'''

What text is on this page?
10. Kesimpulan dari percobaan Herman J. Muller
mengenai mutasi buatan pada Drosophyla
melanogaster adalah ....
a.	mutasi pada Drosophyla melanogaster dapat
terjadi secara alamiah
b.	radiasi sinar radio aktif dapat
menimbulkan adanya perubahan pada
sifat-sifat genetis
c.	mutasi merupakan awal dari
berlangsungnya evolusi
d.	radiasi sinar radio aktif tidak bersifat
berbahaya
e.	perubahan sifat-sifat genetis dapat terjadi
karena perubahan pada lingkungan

'''

Work instructions:
Give every line of the material again, exactly as it reads.

Response to the task:
What text is on this page?
10. Kesimpulan dari percobaan Herman J. Muller
mengenai mutasi buatan pada Drosophyla
melanogaster adalah ....
a.	mutasi pada Drosophyla melanogaster dapat
terjadi secara alamiah
b.	radiasi sinar radio aktif dapat
menimbulkan adanya perubahan pada
sifat-sifat genetis
c.	mutasi merupakan awal dari
berlangsungnya evolusi
d.	radiasi sinar radio aktif tidak bersifat
berbahaya
e.	perubahan sifat-sifat genetis dapat terjadi
karena perubahan pada lingkungan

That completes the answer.